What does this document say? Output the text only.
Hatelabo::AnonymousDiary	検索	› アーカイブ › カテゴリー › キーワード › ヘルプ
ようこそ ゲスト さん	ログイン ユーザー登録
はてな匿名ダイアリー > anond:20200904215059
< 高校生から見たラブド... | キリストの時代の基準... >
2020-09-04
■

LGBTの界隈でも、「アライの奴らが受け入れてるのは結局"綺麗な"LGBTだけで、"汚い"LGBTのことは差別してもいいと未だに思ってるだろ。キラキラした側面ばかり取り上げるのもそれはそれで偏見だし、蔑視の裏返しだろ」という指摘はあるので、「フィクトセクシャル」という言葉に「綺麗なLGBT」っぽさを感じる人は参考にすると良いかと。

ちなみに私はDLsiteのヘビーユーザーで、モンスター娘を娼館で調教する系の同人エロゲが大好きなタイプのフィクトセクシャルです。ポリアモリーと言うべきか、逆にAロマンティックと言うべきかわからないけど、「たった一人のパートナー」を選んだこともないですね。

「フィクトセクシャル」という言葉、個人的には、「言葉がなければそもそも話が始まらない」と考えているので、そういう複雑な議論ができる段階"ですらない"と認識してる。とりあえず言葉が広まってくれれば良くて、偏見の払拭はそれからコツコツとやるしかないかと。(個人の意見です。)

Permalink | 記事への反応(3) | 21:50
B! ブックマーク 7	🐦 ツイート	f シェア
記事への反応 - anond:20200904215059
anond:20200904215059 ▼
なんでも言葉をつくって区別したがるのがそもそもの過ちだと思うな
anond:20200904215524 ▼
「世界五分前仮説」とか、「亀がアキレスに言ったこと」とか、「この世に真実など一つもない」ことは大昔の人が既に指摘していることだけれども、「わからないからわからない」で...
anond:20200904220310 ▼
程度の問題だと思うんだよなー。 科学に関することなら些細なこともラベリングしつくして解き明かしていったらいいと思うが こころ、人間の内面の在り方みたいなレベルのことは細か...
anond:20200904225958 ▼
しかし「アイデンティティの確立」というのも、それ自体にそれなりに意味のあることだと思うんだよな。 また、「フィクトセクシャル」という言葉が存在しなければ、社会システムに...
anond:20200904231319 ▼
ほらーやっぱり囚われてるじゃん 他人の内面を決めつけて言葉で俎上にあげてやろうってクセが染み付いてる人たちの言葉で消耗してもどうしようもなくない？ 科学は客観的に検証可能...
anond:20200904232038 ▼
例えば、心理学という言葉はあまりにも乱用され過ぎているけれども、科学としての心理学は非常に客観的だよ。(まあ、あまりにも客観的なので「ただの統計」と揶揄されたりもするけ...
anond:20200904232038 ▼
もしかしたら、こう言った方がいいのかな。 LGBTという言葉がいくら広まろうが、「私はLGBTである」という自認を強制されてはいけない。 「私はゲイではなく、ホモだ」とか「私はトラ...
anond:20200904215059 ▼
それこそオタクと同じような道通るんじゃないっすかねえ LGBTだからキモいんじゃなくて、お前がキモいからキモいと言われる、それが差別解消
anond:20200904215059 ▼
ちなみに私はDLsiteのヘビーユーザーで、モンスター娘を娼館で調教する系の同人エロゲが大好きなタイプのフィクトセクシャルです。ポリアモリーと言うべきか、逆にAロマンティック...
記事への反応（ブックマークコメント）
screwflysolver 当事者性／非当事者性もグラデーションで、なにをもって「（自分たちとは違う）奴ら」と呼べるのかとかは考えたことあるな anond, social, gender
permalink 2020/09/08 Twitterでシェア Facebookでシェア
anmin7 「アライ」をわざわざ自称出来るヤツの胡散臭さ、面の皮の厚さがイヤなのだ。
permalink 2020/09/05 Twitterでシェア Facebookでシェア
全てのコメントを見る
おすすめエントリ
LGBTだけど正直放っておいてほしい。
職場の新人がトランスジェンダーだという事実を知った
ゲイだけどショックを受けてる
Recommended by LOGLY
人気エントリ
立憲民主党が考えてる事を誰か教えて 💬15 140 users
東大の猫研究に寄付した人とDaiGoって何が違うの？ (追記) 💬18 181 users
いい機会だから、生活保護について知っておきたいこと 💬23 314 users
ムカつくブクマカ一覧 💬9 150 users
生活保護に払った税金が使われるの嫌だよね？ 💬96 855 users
================================
The exercise
Repeat every record, keeping each word and mark exactly as it is.

Correct answer
What does this document say? Output the text only.
Hatelabo::AnonymousDiary	検索	› アーカイブ › カテゴリー › キーワード › ヘルプ
ようこそ ゲスト さん	ログイン ユーザー登録
はてな匿名ダイアリー > anond:20200904215059
< 高校生から見たラブド... | キリストの時代の基準... >
2020-09-04
■

LGBTの界隈でも、「アライの奴らが受け入れてるのは結局"綺麗な"LGBTだけで、"汚い"LGBTのことは差別してもいいと未だに思ってるだろ。キラキラした側面ばかり取り上げるのもそれはそれで偏見だし、蔑視の裏返しだろ」という指摘はあるので、「フィクトセクシャル」という言葉に「綺麗なLGBT」っぽさを感じる人は参考にすると良いかと。

ちなみに私はDLsiteのヘビーユーザーで、モンスター娘を娼館で調教する系の同人エロゲが大好きなタイプのフィクトセクシャルです。ポリアモリーと言うべきか、逆にAロマンティックと言うべきかわからないけど、「たった一人のパートナー」を選んだこともないですね。

「フィクトセクシャル」という言葉、個人的には、「言葉がなければそもそも話が始まらない」と考えているので、そういう複雑な議論ができる段階"ですらない"と認識してる。とりあえず言葉が広まってくれれば良くて、偏見の払拭はそれからコツコツとやるしかないかと。(個人の意見です。)

Permalink | 記事への反応(3) | 21:50
B! ブックマーク 7	🐦 ツイート	f シェア
記事への反応 - anond:20200904215059
anond:20200904215059 ▼
なんでも言葉をつくって区別したがるのがそもそもの過ちだと思うな
anond:20200904215524 ▼
「世界五分前仮説」とか、「亀がアキレスに言ったこと」とか、「この世に真実など一つもない」ことは大昔の人が既に指摘していることだけれども、「わからないからわからない」で...
anond:20200904220310 ▼
程度の問題だと思うんだよなー。 科学に関することなら些細なこともラベリングしつくして解き明かしていったらいいと思うが こころ、人間の内面の在り方みたいなレベルのことは細か...
anond:20200904225958 ▼
しかし「アイデンティティの確立」というのも、それ自体にそれなりに意味のあることだと思うんだよな。 また、「フィクトセクシャル」という言葉が存在しなければ、社会システムに...
anond:20200904231319 ▼
ほらーやっぱり囚われてるじゃん 他人の内面を決めつけて言葉で俎上にあげてやろうってクセが染み付いてる人たちの言葉で消耗してもどうしようもなくない？ 科学は客観的に検証可能...
anond:20200904232038 ▼
例えば、心理学という言葉はあまりにも乱用され過ぎているけれども、科学としての心理学は非常に客観的だよ。(まあ、あまりにも客観的なので「ただの統計」と揶揄されたりもするけ...
anond:20200904232038 ▼
もしかしたら、こう言った方がいいのかな。 LGBTという言葉がいくら広まろうが、「私はLGBTである」という自認を強制されてはいけない。 「私はゲイではなく、ホモだ」とか「私はトラ...
anond:20200904215059 ▼
それこそオタクと同じような道通るんじゃないっすかねえ LGBTだからキモいんじゃなくて、お前がキモいからキモいと言われる、それが差別解消
anond:20200904215059 ▼
ちなみに私はDLsiteのヘビーユーザーで、モンスター娘を娼館で調教する系の同人エロゲが大好きなタイプのフィクトセクシャルです。ポリアモリーと言うべきか、逆にAロマンティック...
記事への反応（ブックマークコメント）
screwflysolver 当事者性／非当事者性もグラデーションで、なにをもって「（自分たちとは違う）奴ら」と呼べるのかとかは考えたことあるな anond, social, gender
permalink 2020/09/08 Twitterでシェア Facebookでシェア
anmin7 「アライ」をわざわざ自称出来るヤツの胡散臭さ、面の皮の厚さがイヤなのだ。
permalink 2020/09/05 Twitterでシェア Facebookでシェア
全てのコメントを見る
おすすめエントリ
LGBTだけど正直放っておいてほしい。
職場の新人がトランスジェンダーだという事実を知った
ゲイだけどショックを受けてる
Recommended by LOGLY
人気エントリ
立憲民主党が考えてる事を誰か教えて 💬15 140 users
東大の猫研究に寄付した人とDaiGoって何が違うの？ (追記) 💬18 181 users
いい機会だから、生活保護について知っておきたいこと 💬23 314 users
ムカつくブクマカ一覧 💬9 150 users
生活保護に払った税金が使われるの嫌だよね？ 💬96 855 users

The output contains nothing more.